Short task
Give every line from the entries that contains "title".

Provided material
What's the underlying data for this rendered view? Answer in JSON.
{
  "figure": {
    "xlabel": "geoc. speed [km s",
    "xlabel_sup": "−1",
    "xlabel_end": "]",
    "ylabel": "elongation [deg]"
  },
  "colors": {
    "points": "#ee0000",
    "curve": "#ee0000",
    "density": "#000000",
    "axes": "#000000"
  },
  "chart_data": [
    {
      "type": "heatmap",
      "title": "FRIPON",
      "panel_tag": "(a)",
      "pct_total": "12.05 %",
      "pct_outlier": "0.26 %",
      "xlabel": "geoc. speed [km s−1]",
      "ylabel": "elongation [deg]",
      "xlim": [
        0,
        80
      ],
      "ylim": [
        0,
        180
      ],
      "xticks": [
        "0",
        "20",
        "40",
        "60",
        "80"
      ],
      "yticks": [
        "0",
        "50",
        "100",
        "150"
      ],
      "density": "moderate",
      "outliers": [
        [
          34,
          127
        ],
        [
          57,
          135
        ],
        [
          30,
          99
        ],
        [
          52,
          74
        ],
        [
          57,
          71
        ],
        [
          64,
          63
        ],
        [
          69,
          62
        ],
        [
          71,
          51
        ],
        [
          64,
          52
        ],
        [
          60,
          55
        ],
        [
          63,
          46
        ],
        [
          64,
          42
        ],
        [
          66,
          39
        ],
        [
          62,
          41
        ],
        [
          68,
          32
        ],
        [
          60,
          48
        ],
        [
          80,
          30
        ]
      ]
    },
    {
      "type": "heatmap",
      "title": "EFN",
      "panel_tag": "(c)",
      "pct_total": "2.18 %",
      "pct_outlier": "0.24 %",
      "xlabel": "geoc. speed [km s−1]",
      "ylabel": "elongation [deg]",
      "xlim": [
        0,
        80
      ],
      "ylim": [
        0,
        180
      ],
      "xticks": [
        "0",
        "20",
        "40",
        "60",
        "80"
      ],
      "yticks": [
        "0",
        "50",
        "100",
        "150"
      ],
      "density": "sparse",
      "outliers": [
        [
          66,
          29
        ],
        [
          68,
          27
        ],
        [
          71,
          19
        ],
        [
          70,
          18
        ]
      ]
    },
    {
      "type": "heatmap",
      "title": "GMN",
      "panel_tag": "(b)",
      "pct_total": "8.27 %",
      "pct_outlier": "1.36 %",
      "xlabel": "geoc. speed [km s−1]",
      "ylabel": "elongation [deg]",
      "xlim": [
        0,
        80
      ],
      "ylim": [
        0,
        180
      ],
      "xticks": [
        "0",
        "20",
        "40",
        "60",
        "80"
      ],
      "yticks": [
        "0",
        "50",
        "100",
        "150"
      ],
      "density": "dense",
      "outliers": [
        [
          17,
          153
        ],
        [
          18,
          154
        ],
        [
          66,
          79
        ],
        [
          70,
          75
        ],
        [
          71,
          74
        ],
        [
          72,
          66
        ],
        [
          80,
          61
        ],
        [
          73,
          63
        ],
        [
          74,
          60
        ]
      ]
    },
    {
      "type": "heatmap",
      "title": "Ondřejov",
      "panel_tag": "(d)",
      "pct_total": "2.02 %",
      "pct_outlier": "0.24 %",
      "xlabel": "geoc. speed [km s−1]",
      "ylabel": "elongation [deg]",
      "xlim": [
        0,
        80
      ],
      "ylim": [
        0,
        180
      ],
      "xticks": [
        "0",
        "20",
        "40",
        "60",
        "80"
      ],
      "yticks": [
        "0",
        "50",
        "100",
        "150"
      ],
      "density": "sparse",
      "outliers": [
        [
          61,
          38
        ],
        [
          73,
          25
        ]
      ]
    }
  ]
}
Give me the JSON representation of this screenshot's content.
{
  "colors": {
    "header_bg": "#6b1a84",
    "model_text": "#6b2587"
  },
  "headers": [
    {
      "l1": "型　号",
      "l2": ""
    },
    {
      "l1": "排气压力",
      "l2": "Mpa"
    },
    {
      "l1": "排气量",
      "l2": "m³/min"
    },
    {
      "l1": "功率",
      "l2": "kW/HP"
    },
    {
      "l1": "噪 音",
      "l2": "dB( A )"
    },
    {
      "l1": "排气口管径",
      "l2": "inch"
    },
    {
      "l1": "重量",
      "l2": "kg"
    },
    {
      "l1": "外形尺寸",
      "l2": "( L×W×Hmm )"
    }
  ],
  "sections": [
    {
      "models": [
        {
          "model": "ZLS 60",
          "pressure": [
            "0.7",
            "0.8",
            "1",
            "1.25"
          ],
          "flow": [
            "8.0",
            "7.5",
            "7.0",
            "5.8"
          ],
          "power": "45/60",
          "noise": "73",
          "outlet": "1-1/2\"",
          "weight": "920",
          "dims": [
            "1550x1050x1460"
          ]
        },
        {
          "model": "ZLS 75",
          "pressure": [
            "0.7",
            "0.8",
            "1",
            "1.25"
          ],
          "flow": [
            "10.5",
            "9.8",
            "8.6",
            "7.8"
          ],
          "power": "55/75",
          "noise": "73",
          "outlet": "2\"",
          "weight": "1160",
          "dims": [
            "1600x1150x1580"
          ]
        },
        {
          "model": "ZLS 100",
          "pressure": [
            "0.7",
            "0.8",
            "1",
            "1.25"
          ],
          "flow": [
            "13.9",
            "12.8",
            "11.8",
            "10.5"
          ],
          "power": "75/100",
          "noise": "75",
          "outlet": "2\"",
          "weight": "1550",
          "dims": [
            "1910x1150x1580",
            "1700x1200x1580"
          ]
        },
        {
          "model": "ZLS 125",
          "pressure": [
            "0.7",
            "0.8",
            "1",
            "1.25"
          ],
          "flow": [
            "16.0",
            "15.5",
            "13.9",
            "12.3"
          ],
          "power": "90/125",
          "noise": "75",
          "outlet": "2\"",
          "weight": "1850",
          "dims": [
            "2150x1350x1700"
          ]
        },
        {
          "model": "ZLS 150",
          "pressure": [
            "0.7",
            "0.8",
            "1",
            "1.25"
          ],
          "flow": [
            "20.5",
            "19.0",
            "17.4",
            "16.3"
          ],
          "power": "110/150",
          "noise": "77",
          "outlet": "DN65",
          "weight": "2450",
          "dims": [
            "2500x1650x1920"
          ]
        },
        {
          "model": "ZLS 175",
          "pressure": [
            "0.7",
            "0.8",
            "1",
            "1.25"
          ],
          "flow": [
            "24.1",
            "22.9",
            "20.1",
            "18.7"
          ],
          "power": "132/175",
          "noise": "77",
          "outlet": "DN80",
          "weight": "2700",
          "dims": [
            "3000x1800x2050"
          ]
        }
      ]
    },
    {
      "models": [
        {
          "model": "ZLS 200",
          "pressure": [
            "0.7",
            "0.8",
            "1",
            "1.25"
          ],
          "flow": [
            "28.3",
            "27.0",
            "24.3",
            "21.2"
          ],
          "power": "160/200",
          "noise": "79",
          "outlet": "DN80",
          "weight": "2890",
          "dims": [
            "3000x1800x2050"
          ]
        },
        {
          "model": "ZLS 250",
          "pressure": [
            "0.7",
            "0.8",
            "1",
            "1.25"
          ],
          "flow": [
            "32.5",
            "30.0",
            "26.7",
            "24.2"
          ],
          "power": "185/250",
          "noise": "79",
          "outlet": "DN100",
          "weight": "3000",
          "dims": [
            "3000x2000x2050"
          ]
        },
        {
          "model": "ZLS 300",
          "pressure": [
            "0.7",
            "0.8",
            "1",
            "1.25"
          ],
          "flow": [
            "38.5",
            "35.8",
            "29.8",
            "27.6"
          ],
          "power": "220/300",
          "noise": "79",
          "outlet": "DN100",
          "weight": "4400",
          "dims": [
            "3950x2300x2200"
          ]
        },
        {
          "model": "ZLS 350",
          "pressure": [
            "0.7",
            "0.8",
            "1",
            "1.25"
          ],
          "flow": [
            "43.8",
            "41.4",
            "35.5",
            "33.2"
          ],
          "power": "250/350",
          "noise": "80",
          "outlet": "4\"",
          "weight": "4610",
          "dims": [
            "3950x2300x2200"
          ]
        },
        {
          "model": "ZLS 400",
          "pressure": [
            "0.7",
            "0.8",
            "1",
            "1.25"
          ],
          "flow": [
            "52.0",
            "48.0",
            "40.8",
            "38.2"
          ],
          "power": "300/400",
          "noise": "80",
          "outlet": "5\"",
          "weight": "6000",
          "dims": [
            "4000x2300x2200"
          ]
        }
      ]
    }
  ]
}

Output below
      "title": "FRIPON",
      "title": "EFN",
      "title": "GMN",
      "title": "Ondřejov",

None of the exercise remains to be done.